[Extracted data entries]
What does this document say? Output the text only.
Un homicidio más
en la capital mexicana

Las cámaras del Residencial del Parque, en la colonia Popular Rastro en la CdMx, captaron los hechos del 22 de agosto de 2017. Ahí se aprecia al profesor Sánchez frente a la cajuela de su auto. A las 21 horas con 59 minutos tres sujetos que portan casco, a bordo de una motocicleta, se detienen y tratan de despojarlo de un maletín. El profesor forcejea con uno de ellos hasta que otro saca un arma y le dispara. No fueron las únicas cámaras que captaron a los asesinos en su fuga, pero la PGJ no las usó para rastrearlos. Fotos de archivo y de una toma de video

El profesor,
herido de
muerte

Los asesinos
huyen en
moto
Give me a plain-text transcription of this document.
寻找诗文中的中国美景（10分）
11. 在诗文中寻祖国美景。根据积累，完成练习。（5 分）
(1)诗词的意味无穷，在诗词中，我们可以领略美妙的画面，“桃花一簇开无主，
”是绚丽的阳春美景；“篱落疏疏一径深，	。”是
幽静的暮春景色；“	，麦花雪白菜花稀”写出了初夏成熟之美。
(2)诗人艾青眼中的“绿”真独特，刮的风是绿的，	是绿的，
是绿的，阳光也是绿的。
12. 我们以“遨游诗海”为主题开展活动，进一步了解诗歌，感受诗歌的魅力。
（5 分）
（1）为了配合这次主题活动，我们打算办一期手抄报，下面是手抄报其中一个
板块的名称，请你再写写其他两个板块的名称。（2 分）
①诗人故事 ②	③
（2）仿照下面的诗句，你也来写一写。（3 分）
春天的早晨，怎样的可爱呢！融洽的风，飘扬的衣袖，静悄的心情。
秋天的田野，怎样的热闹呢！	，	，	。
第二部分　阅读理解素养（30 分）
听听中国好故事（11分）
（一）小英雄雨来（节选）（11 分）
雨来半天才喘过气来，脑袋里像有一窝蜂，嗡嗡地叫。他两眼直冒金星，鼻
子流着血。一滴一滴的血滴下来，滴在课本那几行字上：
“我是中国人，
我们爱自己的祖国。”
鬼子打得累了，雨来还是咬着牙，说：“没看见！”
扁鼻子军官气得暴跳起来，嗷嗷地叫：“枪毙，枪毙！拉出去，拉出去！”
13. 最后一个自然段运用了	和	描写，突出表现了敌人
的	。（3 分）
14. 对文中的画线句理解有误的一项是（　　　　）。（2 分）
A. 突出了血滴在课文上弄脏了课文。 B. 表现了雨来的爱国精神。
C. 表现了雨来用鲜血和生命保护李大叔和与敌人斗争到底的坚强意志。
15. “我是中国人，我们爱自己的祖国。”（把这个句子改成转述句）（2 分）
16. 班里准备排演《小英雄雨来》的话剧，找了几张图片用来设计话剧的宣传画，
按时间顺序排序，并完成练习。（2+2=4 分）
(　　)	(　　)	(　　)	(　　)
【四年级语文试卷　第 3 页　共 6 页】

■ **TASK INSTRUCTIONS**: From the preceding material, extract every line exactly.

■ **ANSWER BELOW**:
What does this document say? Output the text only.
Un homicidio más
en la capital mexicana

Las cámaras del Residencial del Parque, en la colonia Popular Rastro en la CdMx, captaron los hechos del 22 de agosto de 2017. Ahí se aprecia al profesor Sánchez frente a la cajuela de su auto. A las 21 horas con 59 minutos tres sujetos que portan casco, a bordo de una motocicleta, se detienen y tratan de despojarlo de un maletín. El profesor forcejea con uno de ellos hasta que otro saca un arma y le dispara. No fueron las únicas cámaras que captaron a los asesinos en su fuga, pero la PGJ no las usó para rastrearlos. Fotos de archivo y de una toma de video

El profesor,
herido de
muerte

Los asesinos
huyen en
moto
Give me a plain-text transcription of this document.
寻找诗文中的中国美景（10分）
11. 在诗文中寻祖国美景。根据积累，完成练习。（5 分）
(1)诗词的意味无穷，在诗词中，我们可以领略美妙的画面，“桃花一簇开无主，
”是绚丽的阳春美景；“篱落疏疏一径深，	。”是
幽静的暮春景色；“	，麦花雪白菜花稀”写出了初夏成熟之美。
(2)诗人艾青眼中的“绿”真独特，刮的风是绿的，	是绿的，
是绿的，阳光也是绿的。
12. 我们以“遨游诗海”为主题开展活动，进一步了解诗歌，感受诗歌的魅力。
（5 分）
（1）为了配合这次主题活动，我们打算办一期手抄报，下面是手抄报其中一个
板块的名称，请你再写写其他两个板块的名称。（2 分）
①诗人故事 ②	③
（2）仿照下面的诗句，你也来写一写。（3 分）
春天的早晨，怎样的可爱呢！融洽的风，飘扬的衣袖，静悄的心情。
秋天的田野，怎样的热闹呢！	，	，	。
第二部分　阅读理解素养（30 分）
听听中国好故事（11分）
（一）小英雄雨来（节选）（11 分）
雨来半天才喘过气来，脑袋里像有一窝蜂，嗡嗡地叫。他两眼直冒金星，鼻
子流着血。一滴一滴的血滴下来，滴在课本那几行字上：
“我是中国人，
我们爱自己的祖国。”
鬼子打得累了，雨来还是咬着牙，说：“没看见！”
扁鼻子军官气得暴跳起来，嗷嗷地叫：“枪毙，枪毙！拉出去，拉出去！”
13. 最后一个自然段运用了	和	描写，突出表现了敌人
的	。（3 分）
14. 对文中的画线句理解有误的一项是（　　　　）。（2 分）
A. 突出了血滴在课文上弄脏了课文。 B. 表现了雨来的爱国精神。
C. 表现了雨来用鲜血和生命保护李大叔和与敌人斗争到底的坚强意志。
15. “我是中国人，我们爱自己的祖国。”（把这个句子改成转述句）（2 分）
16. 班里准备排演《小英雄雨来》的话剧，找了几张图片用来设计话剧的宣传画，
按时间顺序排序，并完成练习。（2+2=4 分）
(　　)	(　　)	(　　)	(　　)
【四年级语文试卷　第 3 页　共 6 页】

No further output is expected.